===== Task material
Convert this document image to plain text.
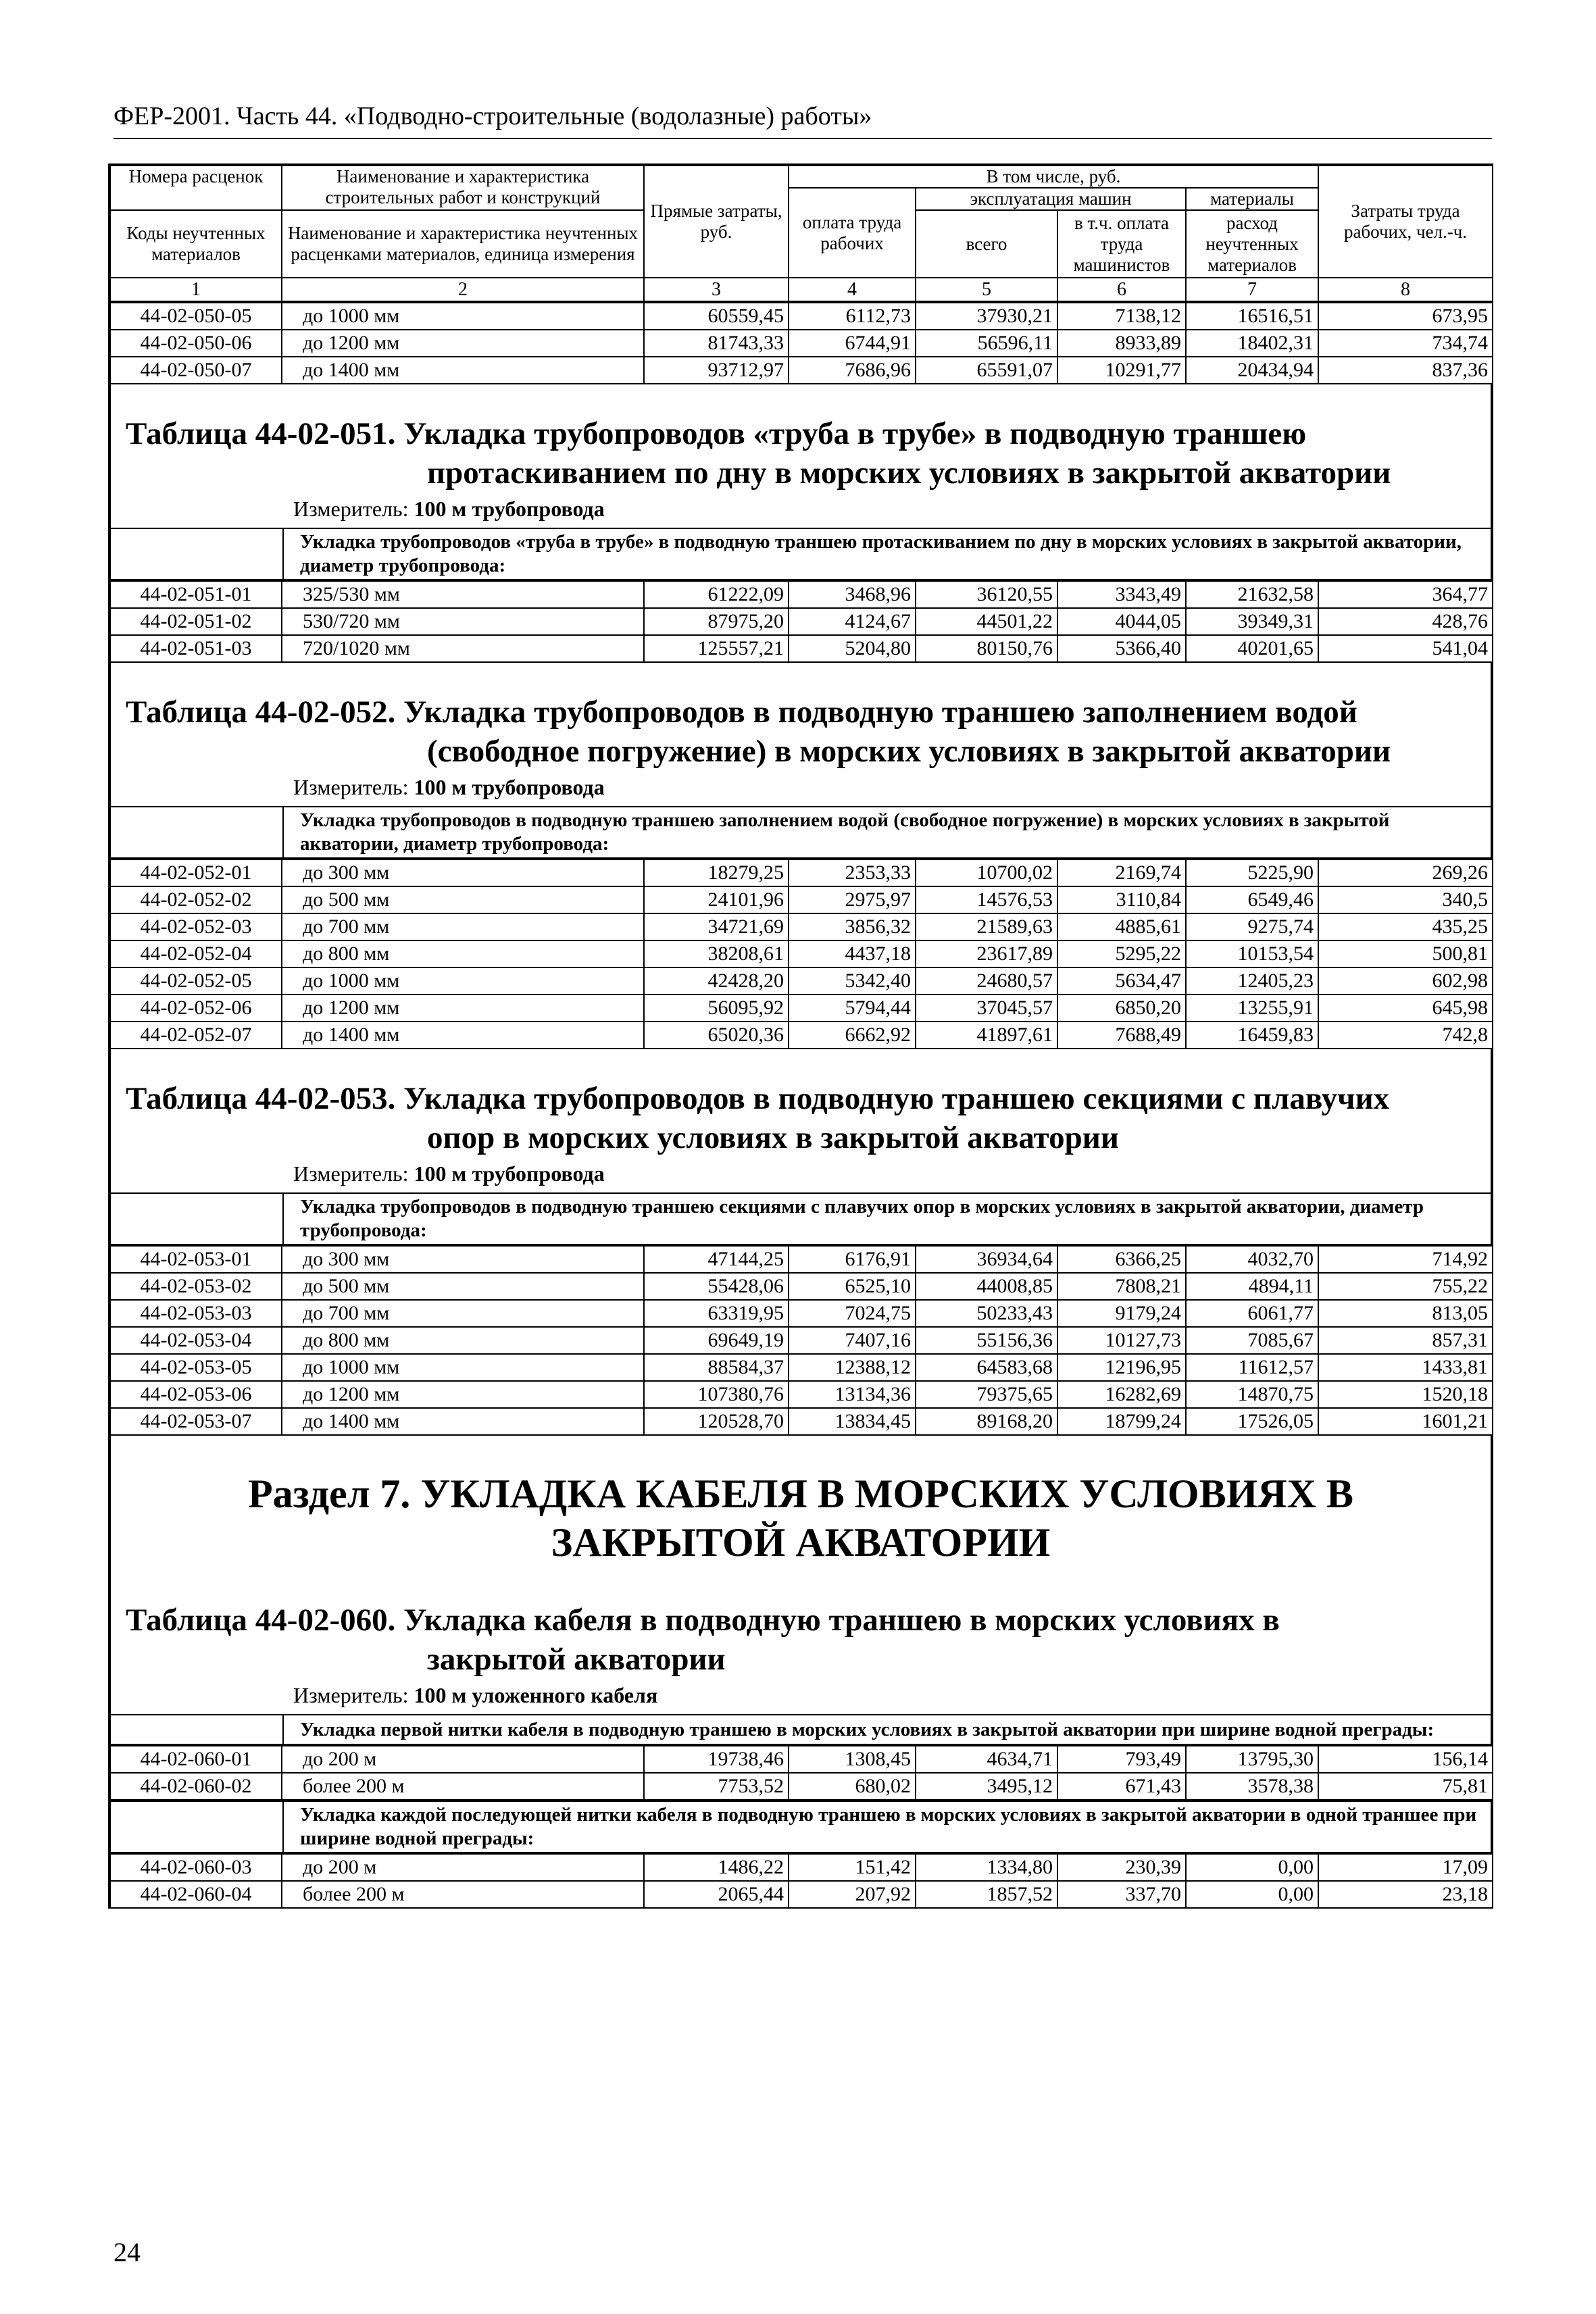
ФЕР-2001. Часть 44. «Подводно-строительные (водолазные) работы»
Номера расценок	Наименование и характеристика строительных работ и конструкций	Прямые затраты, руб.	В том числе, руб.				Затраты труда рабочих, чел.-ч.
			оплата труда рабочих	эксплуатация машин		материалы	
Коды неучтенных материалов	Наименование и характеристика неучтенных расценками материалов, единица измерения			всего	в т.ч. оплата труда машинистов	расход неучтенных материалов	

1	2	3	4	5	6	7	8
44-02-050-05	до 1000 мм	60559,45	6112,73	37930,21	7138,12	16516,51	673,95
44-02-050-06	до 1200 мм	81743,33	6744,91	56596,11	8933,89	18402,31	734,74
44-02-050-07	до 1400 мм	93712,97	7686,96	65591,07	10291,77	20434,94	837,36
Таблица 44-02-051. Укладка трубопроводов «труба в трубе» в подводную траншею
протаскиванием по дну в морских условиях в закрытой акватории
Измеритель: 100 м трубопровода
	Укладка трубопроводов «труба в трубе» в подводную траншею протаскиванием по дну в морских условиях в закрытой акватории, диаметр трубопровода:
44-02-051-01	325/530 мм	61222,09	3468,96	36120,55	3343,49	21632,58	364,77
44-02-051-02	530/720 мм	87975,20	4124,67	44501,22	4044,05	39349,31	428,76
44-02-051-03	720/1020 мм	125557,21	5204,80	80150,76	5366,40	40201,65	541,04
Таблица 44-02-052. Укладка трубопроводов в подводную траншею заполнением водой
(свободное погружение) в морских условиях в закрытой акватории
Измеритель: 100 м трубопровода
	Укладка трубопроводов в подводную траншею заполнением водой (свободное погружение) в морских условиях в закрытой акватории, диаметр трубопровода:
44-02-052-01	до 300 мм	18279,25	2353,33	10700,02	2169,74	5225,90	269,26
44-02-052-02	до 500 мм	24101,96	2975,97	14576,53	3110,84	6549,46	340,5
44-02-052-03	до 700 мм	34721,69	3856,32	21589,63	4885,61	9275,74	435,25
44-02-052-04	до 800 мм	38208,61	4437,18	23617,89	5295,22	10153,54	500,81
44-02-052-05	до 1000 мм	42428,20	5342,40	24680,57	5634,47	12405,23	602,98
44-02-052-06	до 1200 мм	56095,92	5794,44	37045,57	6850,20	13255,91	645,98
44-02-052-07	до 1400 мм	65020,36	6662,92	41897,61	7688,49	16459,83	742,8
Таблица 44-02-053. Укладка трубопроводов в подводную траншею секциями с плавучих
опор в морских условиях в закрытой акватории
Измеритель: 100 м трубопровода
	Укладка трубопроводов в подводную траншею секциями с плавучих опор в морских условиях в закрытой акватории, диаметр трубопровода:
44-02-053-01	до 300 мм	47144,25	6176,91	36934,64	6366,25	4032,70	714,92
44-02-053-02	до 500 мм	55428,06	6525,10	44008,85	7808,21	4894,11	755,22
44-02-053-03	до 700 мм	63319,95	7024,75	50233,43	9179,24	6061,77	813,05
44-02-053-04	до 800 мм	69649,19	7407,16	55156,36	10127,73	7085,67	857,31
44-02-053-05	до 1000 мм	88584,37	12388,12	64583,68	12196,95	11612,57	1433,81
44-02-053-06	до 1200 мм	107380,76	13134,36	79375,65	16282,69	14870,75	1520,18
44-02-053-07	до 1400 мм	120528,70	13834,45	89168,20	18799,24	17526,05	1601,21
Раздел 7. УКЛАДКА КАБЕЛЯ В МОРСКИХ УСЛОВИЯХ В ЗАКРЫТОЙ АКВАТОРИИ
Таблица 44-02-060. Укладка кабеля в подводную траншею в морских условиях в
закрытой акватории
Измеритель: 100 м уложенного кабеля
	Укладка первой нитки кабеля в подводную траншею в морских условиях в закрытой акватории при ширине водной преграды:
44-02-060-01	до 200 м	19738,46	1308,45	4634,71	793,49	13795,30	156,14
44-02-060-02	более 200 м	7753,52	680,02	3495,12	671,43	3578,38	75,81
	Укладка каждой последующей нитки кабеля в подводную траншею в морских условиях в закрытой акватории в одной траншее при ширине водной преграды:
44-02-060-03	до 200 м	1486,22	151,42	1334,80	230,39	0,00	17,09
44-02-060-04	более 200 м	2065,44	207,92	1857,52	337,70	0,00	23,18
24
==========
• **Exercise**: Write out again every line above exactly as given; the pictures do not belong in the copy.

• **Written response**:
Convert this document image to plain text.
ФЕР-2001. Часть 44. «Подводно-строительные (водолазные) работы»
Номера расценок	Наименование и характеристика строительных работ и конструкций	Прямые затраты, руб.	В том числе, руб.				Затраты труда рабочих, чел.-ч.
			оплата труда рабочих	эксплуатация машин		материалы	
Коды неучтенных материалов	Наименование и характеристика неучтенных расценками материалов, единица измерения			всего	в т.ч. оплата труда машинистов	расход неучтенных материалов	

1	2	3	4	5	6	7	8
44-02-050-05	до 1000 мм	60559,45	6112,73	37930,21	7138,12	16516,51	673,95
44-02-050-06	до 1200 мм	81743,33	6744,91	56596,11	8933,89	18402,31	734,74
44-02-050-07	до 1400 мм	93712,97	7686,96	65591,07	10291,77	20434,94	837,36
Таблица 44-02-051. Укладка трубопроводов «труба в трубе» в подводную траншею
протаскиванием по дну в морских условиях в закрытой акватории
Измеритель: 100 м трубопровода
	Укладка трубопроводов «труба в трубе» в подводную траншею протаскиванием по дну в морских условиях в закрытой акватории, диаметр трубопровода:
44-02-051-01	325/530 мм	61222,09	3468,96	36120,55	3343,49	21632,58	364,77
44-02-051-02	530/720 мм	87975,20	4124,67	44501,22	4044,05	39349,31	428,76
44-02-051-03	720/1020 мм	125557,21	5204,80	80150,76	5366,40	40201,65	541,04
Таблица 44-02-052. Укладка трубопроводов в подводную траншею заполнением водой
(свободное погружение) в морских условиях в закрытой акватории
Измеритель: 100 м трубопровода
	Укладка трубопроводов в подводную траншею заполнением водой (свободное погружение) в морских условиях в закрытой акватории, диаметр трубопровода:
44-02-052-01	до 300 мм	18279,25	2353,33	10700,02	2169,74	5225,90	269,26
44-02-052-02	до 500 мм	24101,96	2975,97	14576,53	3110,84	6549,46	340,5
44-02-052-03	до 700 мм	34721,69	3856,32	21589,63	4885,61	9275,74	435,25
44-02-052-04	до 800 мм	38208,61	4437,18	23617,89	5295,22	10153,54	500,81
44-02-052-05	до 1000 мм	42428,20	5342,40	24680,57	5634,47	12405,23	602,98
44-02-052-06	до 1200 мм	56095,92	5794,44	37045,57	6850,20	13255,91	645,98
44-02-052-07	до 1400 мм	65020,36	6662,92	41897,61	7688,49	16459,83	742,8
Таблица 44-02-053. Укладка трубопроводов в подводную траншею секциями с плавучих
опор в морских условиях в закрытой акватории
Измеритель: 100 м трубопровода
	Укладка трубопроводов в подводную траншею секциями с плавучих опор в морских условиях в закрытой акватории, диаметр трубопровода:
44-02-053-01	до 300 мм	47144,25	6176,91	36934,64	6366,25	4032,70	714,92
44-02-053-02	до 500 мм	55428,06	6525,10	44008,85	7808,21	4894,11	755,22
44-02-053-03	до 700 мм	63319,95	7024,75	50233,43	9179,24	6061,77	813,05
44-02-053-04	до 800 мм	69649,19	7407,16	55156,36	10127,73	7085,67	857,31
44-02-053-05	до 1000 мм	88584,37	12388,12	64583,68	12196,95	11612,57	1433,81
44-02-053-06	до 1200 мм	107380,76	13134,36	79375,65	16282,69	14870,75	1520,18
44-02-053-07	до 1400 мм	120528,70	13834,45	89168,20	18799,24	17526,05	1601,21
Раздел 7. УКЛАДКА КАБЕЛЯ В МОРСКИХ УСЛОВИЯХ В ЗАКРЫТОЙ АКВАТОРИИ
Таблица 44-02-060. Укладка кабеля в подводную траншею в морских условиях в
закрытой акватории
Измеритель: 100 м уложенного кабеля
	Укладка первой нитки кабеля в подводную траншею в морских условиях в закрытой акватории при ширине водной преграды:
44-02-060-01	до 200 м	19738,46	1308,45	4634,71	793,49	13795,30	156,14
44-02-060-02	более 200 м	7753,52	680,02	3495,12	671,43	3578,38	75,81
	Укладка каждой последующей нитки кабеля в подводную траншею в морских условиях в закрытой акватории в одной траншее при ширине водной преграды:
44-02-060-03	до 200 м	1486,22	151,42	1334,80	230,39	0,00	17,09
44-02-060-04	более 200 м	2065,44	207,92	1857,52	337,70	0,00	23,18
24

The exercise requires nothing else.